Supplied data:
►
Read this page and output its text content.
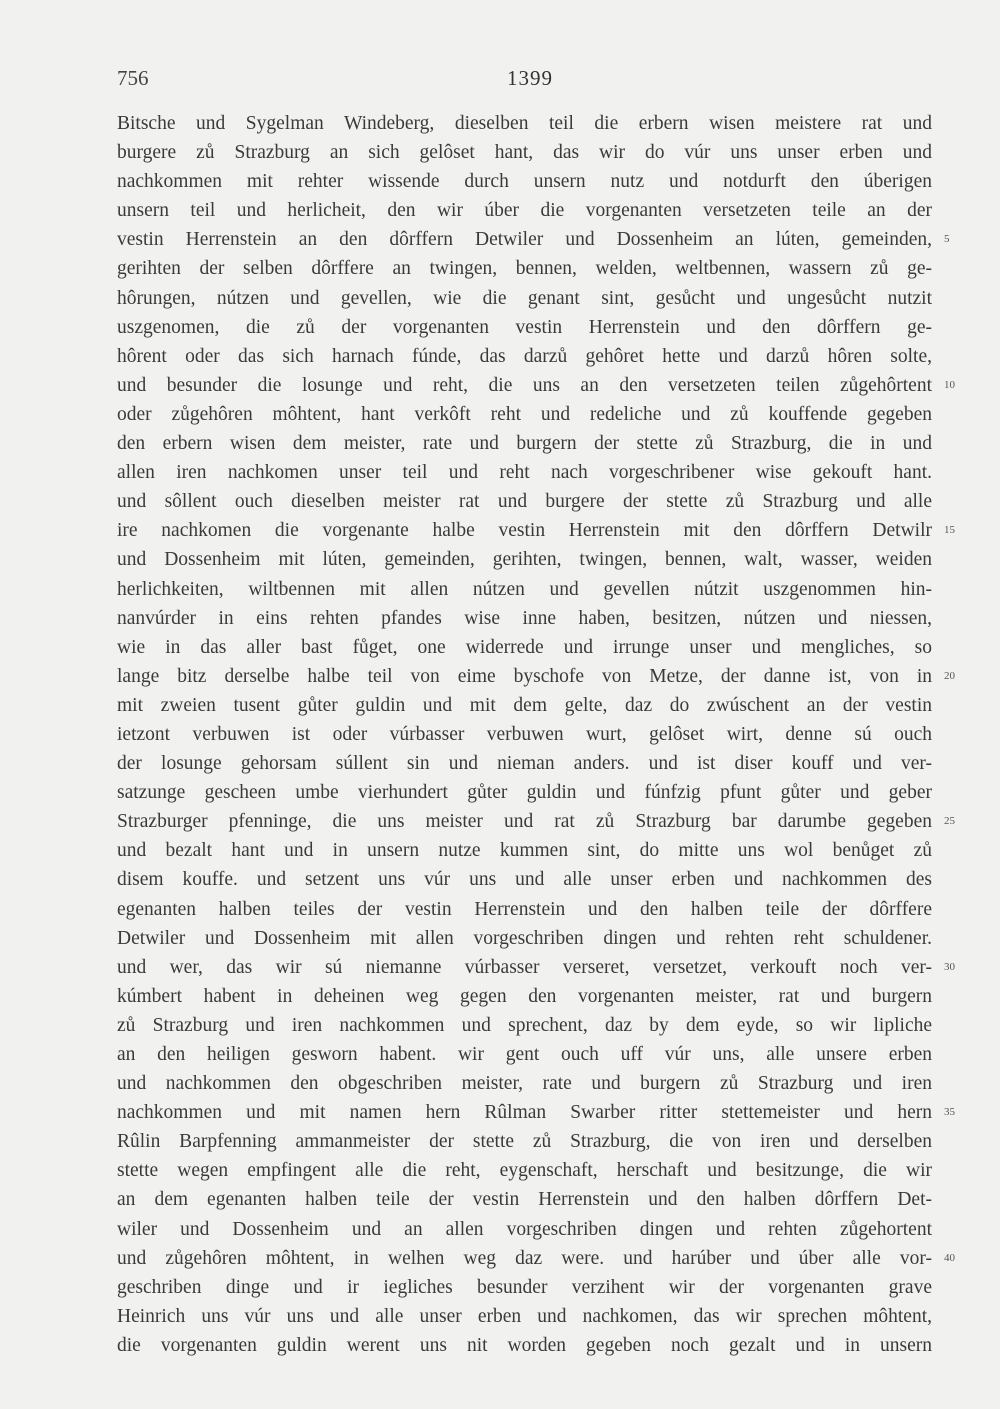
756	1399
Bitsche und Sygelman Windeberg, dieselben teil die erbern wisen meistere rat und
burgere zů Strazburg an sich gelôset hant, das wir do vúr uns unser erben und
nachkommen mit rehter wissende durch unsern nutz und notdurft den úberigen
unsern teil und herlicheit, den wir úber die vorgenanten versetzeten teile an der
vestin Herrenstein an den dôrffern Detwiler und Dossenheim an lúten, gemeinden,
gerihten der selben dôrffere an twingen, bennen, welden, weltbennen, wassern zů ge-
hôrungen, nútzen und gevellen, wie die genant sint, gesůcht und ungesůcht nutzit
uszgenomen, die zů der vorgenanten vestin Herrenstein und den dôrffern ge-
hôrent oder das sich harnach fúnde, das darzů gehôret hette und darzů hôren solte,
und besunder die losunge und reht, die uns an den versetzeten teilen zůgehôrtent
oder zůgehôren môhtent, hant verkôft reht und redeliche und zů kouffende gegeben
den erbern wisen dem meister, rate und burgern der stette zů Strazburg, die in und
allen iren nachkomen unser teil und reht nach vorgeschribener wise gekouft hant.
und sôllent ouch dieselben meister rat und burgere der stette zů Strazburg und alle
ire nachkomen die vorgenante halbe vestin Herrenstein mit den dôrffern Detwilr
und Dossenheim mit lúten, gemeinden, gerihten, twingen, bennen, walt, wasser, weiden
herlichkeiten, wiltbennen mit allen nútzen und gevellen nútzit uszgenommen hin-
nanvúrder in eins rehten pfandes wise inne haben, besitzen, nútzen und niessen,
wie in das aller bast fůget, one widerrede und irrunge unser und mengliches, so
lange bitz derselbe halbe teil von eime byschofe von Metze, der danne ist, von in
mit zweien tusent gůter guldin und mit dem gelte, daz do zwúschent an der vestin
ietzont verbuwen ist oder vúrbasser verbuwen wurt, gelôset wirt, denne sú ouch
der losunge gehorsam súllent sin und nieman anders. und ist diser kouff und ver-
satzunge gescheen umbe vierhundert gůter guldin und fúnfzig pfunt gůter und geber
Strazburger pfenninge, die uns meister und rat zů Strazburg bar darumbe gegeben
und bezalt hant und in unsern nutze kummen sint, do mitte uns wol benůget zů
disem kouffe. und setzent uns vúr uns und alle unser erben und nachkommen des
egenanten halben teiles der vestin Herrenstein und den halben teile der dôrffere
Detwiler und Dossenheim mit allen vorgeschriben dingen und rehten reht schuldener.
und wer, das wir sú niemanne vúrbasser verseret, versetzet, verkouft noch ver-
kúmbert habent in deheinen weg gegen den vorgenanten meister, rat und burgern
zů Strazburg und iren nachkommen und sprechent, daz by dem eyde, so wir lipliche
an den heiligen gesworn habent. wir gent ouch uff vúr uns, alle unsere erben
und nachkommen den obgeschriben meister, rate und burgern zů Strazburg und iren
nachkommen und mit namen hern Rûlman Swarber ritter stettemeister und hern
Rûlin Barpfenning ammanmeister der stette zů Strazburg, die von iren und derselben
stette wegen empfingent alle die reht, eygenschaft, herschaft und besitzunge, die wir
an dem egenanten halben teile der vestin Herrenstein und den halben dôrffern Det-
wiler und Dossenheim und an allen vorgeschriben dingen und rehten zůgehortent
und zůgehôren môhtent, in welhen weg daz were. und harúber und úber alle vor-
geschriben dinge und ir iegliches besunder verzihent wir der vorgenanten grave
Heinrich uns vúr uns und alle unser erben und nachkomen, das wir sprechen môhtent,
die vorgenanten guldin werent uns nit worden gegeben noch gezalt und in unsern
5
10
15
20
25
30
35
40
◄
Task goal: What lines in the listing include the string "nachkomen"? Copy them out.

Result for this task:
allen iren nachkomen unser teil und reht nach vorgeschribener wise gekouft hant.
ire nachkomen die vorgenante halbe vestin Herrenstein mit den dôrffern Detwilr
Heinrich uns vúr uns und alle unser erben und nachkomen, das wir sprechen môhtent,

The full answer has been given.